• Problem description: Give the listing again in full, exactly as written.

[Rows from a dataset]
--- --- ---
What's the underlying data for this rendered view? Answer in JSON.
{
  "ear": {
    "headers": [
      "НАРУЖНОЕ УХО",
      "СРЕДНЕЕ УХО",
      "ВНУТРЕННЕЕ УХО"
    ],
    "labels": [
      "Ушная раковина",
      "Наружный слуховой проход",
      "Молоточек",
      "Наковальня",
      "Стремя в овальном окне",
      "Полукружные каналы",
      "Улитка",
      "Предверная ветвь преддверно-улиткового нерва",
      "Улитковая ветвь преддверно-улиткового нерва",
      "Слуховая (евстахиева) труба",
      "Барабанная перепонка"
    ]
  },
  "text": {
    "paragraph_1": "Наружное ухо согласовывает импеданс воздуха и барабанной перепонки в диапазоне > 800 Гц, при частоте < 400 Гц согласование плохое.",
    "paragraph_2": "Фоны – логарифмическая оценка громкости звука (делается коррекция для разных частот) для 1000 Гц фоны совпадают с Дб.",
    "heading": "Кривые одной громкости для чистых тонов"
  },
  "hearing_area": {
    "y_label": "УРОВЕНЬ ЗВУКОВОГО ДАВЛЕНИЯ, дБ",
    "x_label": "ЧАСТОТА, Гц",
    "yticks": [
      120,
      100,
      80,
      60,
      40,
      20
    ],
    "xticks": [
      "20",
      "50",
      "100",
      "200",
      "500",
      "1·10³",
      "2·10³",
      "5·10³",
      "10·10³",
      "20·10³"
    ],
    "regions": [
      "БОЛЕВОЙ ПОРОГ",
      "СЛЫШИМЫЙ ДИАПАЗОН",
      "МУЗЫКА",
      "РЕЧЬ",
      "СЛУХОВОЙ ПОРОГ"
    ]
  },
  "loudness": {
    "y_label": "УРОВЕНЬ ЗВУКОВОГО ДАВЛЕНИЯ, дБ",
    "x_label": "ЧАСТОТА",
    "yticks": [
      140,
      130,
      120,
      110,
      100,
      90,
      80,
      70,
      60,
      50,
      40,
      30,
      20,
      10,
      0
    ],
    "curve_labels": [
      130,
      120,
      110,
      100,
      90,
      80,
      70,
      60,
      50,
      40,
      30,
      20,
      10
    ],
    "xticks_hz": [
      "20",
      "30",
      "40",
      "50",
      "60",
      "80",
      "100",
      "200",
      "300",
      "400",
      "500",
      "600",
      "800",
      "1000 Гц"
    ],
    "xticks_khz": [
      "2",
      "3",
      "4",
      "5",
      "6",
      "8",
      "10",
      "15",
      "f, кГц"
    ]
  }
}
--- --- ---
• Result for this exercise:
What's the underlying data for this rendered view? Answer in JSON.
{
  "ear": {
    "headers": [
      "НАРУЖНОЕ УХО",
      "СРЕДНЕЕ УХО",
      "ВНУТРЕННЕЕ УХО"
    ],
    "labels": [
      "Ушная раковина",
      "Наружный слуховой проход",
      "Молоточек",
      "Наковальня",
      "Стремя в овальном окне",
      "Полукружные каналы",
      "Улитка",
      "Предверная ветвь преддверно-улиткового нерва",
      "Улитковая ветвь преддверно-улиткового нерва",
      "Слуховая (евстахиева) труба",
      "Барабанная перепонка"
    ]
  },
  "text": {
    "paragraph_1": "Наружное ухо согласовывает импеданс воздуха и барабанной перепонки в диапазоне > 800 Гц, при частоте < 400 Гц согласование плохое.",
    "paragraph_2": "Фоны – логарифмическая оценка громкости звука (делается коррекция для разных частот) для 1000 Гц фоны совпадают с Дб.",
    "heading": "Кривые одной громкости для чистых тонов"
  },
  "hearing_area": {
    "y_label": "УРОВЕНЬ ЗВУКОВОГО ДАВЛЕНИЯ, дБ",
    "x_label": "ЧАСТОТА, Гц",
    "yticks": [
      120,
      100,
      80,
      60,
      40,
      20
    ],
    "xticks": [
      "20",
      "50",
      "100",
      "200",
      "500",
      "1·10³",
      "2·10³",
      "5·10³",
      "10·10³",
      "20·10³"
    ],
    "regions": [
      "БОЛЕВОЙ ПОРОГ",
      "СЛЫШИМЫЙ ДИАПАЗОН",
      "МУЗЫКА",
      "РЕЧЬ",
      "СЛУХОВОЙ ПОРОГ"
    ]
  },
  "loudness": {
    "y_label": "УРОВЕНЬ ЗВУКОВОГО ДАВЛЕНИЯ, дБ",
    "x_label": "ЧАСТОТА",
    "yticks": [
      140,
      130,
      120,
      110,
      100,
      90,
      80,
      70,
      60,
      50,
      40,
      30,
      20,
      10,
      0
    ],
    "curve_labels": [
      130,
      120,
      110,
      100,
      90,
      80,
      70,
      60,
      50,
      40,
      30,
      20,
      10
    ],
    "xticks_hz": [
      "20",
      "30",
      "40",
      "50",
      "60",
      "80",
      "100",
      "200",
      "300",
      "400",
      "500",
      "600",
      "800",
      "1000 Гц"
    ],
    "xticks_khz": [
      "2",
      "3",
      "4",
      "5",
      "6",
      "8",
      "10",
      "15",
      "f, кГц"
    ]
  }
}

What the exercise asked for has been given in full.